Provided records:
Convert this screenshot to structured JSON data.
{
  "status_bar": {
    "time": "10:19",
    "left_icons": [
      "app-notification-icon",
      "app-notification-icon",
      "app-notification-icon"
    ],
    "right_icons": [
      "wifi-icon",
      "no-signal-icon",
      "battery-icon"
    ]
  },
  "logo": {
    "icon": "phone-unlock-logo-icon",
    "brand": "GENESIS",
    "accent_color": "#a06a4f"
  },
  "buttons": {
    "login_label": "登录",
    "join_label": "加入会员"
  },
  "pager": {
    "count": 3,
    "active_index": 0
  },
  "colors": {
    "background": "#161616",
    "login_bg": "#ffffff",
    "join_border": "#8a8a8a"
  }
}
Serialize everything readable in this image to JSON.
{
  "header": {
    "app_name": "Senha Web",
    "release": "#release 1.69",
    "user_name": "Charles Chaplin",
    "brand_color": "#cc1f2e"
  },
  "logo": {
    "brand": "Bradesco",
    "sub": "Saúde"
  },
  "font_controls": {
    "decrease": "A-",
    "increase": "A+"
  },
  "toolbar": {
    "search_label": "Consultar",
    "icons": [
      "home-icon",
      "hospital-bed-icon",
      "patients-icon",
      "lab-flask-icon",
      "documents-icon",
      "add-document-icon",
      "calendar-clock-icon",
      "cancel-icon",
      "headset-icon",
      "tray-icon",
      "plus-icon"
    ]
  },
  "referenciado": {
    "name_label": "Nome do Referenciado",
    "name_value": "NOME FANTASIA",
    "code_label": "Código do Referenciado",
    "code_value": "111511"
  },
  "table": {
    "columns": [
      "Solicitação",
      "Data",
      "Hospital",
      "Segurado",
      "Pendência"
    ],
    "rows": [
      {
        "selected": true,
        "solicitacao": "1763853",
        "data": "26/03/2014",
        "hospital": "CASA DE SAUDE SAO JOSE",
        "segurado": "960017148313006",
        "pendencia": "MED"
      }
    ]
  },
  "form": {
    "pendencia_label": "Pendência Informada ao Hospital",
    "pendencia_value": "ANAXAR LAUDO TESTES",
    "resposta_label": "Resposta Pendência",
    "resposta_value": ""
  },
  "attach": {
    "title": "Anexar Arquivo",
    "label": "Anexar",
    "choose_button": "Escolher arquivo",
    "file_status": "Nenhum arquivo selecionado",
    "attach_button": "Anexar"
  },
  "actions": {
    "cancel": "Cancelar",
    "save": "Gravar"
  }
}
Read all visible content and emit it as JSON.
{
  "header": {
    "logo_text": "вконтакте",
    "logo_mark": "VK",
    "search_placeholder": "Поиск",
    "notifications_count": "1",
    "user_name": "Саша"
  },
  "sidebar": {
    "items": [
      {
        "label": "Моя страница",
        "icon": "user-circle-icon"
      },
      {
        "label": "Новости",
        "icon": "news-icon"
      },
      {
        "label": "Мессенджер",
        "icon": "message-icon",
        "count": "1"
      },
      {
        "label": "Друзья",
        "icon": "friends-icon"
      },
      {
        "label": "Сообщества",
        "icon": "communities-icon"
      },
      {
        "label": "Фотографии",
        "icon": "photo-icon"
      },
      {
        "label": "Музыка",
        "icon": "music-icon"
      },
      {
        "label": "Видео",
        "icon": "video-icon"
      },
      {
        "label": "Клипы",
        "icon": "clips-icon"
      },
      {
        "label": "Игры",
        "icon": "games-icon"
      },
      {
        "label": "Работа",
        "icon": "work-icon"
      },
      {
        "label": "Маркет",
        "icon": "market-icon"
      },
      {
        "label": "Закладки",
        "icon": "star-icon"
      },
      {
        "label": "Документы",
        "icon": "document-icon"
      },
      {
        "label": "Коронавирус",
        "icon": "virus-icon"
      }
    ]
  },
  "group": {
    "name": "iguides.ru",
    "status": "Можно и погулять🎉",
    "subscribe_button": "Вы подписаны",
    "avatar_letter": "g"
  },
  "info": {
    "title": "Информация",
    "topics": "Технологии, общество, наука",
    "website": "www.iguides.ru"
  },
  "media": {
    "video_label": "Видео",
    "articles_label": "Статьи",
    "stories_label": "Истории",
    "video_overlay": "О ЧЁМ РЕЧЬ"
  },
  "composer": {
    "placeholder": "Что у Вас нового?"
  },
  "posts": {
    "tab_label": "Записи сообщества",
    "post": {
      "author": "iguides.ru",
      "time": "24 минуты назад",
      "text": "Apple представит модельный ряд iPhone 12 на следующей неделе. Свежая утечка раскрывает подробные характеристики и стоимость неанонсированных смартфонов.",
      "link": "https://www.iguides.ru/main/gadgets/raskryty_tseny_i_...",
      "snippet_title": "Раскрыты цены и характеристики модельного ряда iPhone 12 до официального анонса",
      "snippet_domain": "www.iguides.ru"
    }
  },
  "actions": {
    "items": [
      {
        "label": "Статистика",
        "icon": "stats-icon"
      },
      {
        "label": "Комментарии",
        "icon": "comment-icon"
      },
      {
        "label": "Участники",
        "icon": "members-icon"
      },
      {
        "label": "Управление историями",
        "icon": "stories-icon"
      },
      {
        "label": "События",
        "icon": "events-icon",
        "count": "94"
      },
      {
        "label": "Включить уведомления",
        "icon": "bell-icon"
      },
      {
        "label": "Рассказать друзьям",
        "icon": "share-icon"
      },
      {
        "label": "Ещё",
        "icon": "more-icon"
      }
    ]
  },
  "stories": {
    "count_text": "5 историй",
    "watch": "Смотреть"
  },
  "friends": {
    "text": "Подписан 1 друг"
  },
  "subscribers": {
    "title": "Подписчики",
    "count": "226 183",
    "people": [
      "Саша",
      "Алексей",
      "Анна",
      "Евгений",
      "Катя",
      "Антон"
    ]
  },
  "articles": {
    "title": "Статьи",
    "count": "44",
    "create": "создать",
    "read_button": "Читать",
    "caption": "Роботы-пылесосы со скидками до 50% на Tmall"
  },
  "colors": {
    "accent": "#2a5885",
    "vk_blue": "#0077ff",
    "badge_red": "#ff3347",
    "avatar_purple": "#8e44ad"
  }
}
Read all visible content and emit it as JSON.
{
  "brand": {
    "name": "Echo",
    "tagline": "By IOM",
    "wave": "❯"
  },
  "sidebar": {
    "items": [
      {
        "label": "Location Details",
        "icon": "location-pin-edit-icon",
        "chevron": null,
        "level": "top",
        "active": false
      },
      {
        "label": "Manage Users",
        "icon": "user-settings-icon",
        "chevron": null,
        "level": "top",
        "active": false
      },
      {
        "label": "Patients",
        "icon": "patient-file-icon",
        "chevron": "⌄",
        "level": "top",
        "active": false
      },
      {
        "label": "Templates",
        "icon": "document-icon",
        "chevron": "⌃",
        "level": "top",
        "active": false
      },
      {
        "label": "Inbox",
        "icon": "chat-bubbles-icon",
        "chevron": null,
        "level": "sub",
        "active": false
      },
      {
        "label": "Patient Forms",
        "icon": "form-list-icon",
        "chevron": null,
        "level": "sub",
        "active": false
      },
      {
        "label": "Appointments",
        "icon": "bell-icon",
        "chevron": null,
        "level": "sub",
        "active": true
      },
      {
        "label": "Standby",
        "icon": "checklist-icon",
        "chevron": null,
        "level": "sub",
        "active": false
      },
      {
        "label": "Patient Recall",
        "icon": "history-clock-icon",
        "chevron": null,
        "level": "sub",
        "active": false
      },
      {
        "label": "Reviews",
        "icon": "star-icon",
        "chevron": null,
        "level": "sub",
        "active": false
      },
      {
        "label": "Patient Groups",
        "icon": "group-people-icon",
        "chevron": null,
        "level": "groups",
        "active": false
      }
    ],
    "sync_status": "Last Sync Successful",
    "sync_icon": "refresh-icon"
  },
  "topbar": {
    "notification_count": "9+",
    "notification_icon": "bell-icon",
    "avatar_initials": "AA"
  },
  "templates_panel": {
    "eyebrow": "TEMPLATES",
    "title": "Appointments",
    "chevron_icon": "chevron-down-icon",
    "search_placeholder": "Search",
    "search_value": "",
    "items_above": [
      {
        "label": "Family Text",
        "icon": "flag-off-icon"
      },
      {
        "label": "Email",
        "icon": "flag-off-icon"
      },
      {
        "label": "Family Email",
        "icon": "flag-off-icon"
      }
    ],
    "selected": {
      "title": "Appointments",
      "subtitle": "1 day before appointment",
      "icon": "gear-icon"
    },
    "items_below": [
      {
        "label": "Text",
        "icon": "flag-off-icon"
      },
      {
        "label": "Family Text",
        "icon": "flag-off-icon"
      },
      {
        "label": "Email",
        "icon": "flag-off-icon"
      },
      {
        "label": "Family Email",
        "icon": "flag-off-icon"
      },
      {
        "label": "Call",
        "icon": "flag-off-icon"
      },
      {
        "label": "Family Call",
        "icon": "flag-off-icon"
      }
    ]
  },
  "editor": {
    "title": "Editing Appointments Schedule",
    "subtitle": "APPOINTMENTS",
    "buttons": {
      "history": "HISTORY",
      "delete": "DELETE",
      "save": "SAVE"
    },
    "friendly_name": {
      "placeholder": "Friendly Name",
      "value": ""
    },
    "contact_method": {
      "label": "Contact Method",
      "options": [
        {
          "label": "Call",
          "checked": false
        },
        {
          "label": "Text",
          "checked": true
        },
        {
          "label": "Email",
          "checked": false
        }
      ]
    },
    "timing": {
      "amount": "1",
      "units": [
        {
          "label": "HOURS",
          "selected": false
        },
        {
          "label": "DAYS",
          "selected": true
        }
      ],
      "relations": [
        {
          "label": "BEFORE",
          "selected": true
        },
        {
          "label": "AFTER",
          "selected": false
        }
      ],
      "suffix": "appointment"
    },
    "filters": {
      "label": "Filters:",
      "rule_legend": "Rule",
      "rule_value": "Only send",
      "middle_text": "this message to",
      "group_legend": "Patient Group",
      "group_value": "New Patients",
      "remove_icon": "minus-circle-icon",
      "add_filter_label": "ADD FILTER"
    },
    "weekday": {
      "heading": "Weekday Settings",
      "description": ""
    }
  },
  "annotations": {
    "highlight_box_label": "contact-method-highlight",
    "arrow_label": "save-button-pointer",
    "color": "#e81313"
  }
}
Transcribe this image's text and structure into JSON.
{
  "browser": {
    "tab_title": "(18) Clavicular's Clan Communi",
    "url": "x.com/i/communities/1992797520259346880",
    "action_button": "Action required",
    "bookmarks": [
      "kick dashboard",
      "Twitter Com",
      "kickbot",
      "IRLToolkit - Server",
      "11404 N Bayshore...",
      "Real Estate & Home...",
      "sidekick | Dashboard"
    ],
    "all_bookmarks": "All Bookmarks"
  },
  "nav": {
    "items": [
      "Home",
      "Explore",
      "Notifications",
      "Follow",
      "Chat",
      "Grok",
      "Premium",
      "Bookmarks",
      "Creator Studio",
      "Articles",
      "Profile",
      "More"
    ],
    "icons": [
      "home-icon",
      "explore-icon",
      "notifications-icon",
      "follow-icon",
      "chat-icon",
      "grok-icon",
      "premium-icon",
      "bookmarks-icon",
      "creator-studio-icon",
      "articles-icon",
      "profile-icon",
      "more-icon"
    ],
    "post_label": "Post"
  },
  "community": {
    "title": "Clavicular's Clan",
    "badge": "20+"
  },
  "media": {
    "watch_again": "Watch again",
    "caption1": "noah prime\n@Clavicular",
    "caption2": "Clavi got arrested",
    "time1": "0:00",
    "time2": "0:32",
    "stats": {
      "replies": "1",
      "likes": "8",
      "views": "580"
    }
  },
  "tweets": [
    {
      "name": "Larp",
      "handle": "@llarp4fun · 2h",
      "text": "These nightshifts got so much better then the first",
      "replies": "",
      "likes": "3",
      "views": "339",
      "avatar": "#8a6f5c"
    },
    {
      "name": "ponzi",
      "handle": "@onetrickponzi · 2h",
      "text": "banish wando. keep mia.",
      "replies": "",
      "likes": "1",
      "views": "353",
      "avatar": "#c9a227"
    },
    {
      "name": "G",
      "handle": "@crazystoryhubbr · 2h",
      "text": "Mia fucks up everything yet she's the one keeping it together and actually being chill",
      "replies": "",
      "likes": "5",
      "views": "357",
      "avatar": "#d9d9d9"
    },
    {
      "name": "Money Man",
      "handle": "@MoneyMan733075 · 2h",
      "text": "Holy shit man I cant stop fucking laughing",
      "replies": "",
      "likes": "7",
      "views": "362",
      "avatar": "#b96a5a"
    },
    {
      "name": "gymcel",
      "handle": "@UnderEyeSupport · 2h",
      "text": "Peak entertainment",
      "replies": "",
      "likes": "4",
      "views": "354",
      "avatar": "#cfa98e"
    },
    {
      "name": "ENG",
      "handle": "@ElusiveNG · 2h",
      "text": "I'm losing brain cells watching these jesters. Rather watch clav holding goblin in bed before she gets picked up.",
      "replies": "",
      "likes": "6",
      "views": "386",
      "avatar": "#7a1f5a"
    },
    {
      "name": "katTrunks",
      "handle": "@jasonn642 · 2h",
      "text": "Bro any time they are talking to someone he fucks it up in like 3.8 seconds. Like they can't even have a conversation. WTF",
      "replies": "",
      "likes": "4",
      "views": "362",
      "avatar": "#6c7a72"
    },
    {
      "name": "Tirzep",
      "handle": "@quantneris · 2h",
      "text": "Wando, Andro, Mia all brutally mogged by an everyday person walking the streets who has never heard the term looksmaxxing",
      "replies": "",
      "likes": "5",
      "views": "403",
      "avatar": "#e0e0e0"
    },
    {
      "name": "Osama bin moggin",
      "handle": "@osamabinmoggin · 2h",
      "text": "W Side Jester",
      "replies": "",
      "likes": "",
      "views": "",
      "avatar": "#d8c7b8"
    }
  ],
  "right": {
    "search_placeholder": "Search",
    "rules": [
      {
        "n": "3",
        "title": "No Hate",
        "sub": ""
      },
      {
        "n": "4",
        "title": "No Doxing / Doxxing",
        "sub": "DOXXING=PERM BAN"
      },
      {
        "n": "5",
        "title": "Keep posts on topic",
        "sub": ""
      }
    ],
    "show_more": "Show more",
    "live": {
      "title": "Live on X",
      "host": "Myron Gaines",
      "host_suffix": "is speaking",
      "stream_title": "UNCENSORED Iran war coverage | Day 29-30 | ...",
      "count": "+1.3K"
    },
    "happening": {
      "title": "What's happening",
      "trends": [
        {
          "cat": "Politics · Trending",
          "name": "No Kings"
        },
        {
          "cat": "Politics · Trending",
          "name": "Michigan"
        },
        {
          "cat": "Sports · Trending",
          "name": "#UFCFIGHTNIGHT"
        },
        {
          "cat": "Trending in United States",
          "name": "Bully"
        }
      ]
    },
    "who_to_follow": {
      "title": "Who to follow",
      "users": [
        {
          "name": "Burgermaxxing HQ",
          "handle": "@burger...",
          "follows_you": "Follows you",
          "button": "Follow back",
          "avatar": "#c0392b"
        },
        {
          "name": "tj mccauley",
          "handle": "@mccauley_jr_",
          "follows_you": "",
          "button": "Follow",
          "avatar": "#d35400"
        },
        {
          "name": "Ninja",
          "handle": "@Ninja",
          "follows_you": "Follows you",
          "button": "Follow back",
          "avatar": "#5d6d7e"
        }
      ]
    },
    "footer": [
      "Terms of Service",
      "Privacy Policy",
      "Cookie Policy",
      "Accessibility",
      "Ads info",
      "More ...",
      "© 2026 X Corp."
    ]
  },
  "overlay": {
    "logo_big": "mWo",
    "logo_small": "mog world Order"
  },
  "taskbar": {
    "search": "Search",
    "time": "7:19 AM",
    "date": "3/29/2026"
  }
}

Description of the task:
Your reply should contain only the number of lines in the entries above with the word "JSON".

Solution:
5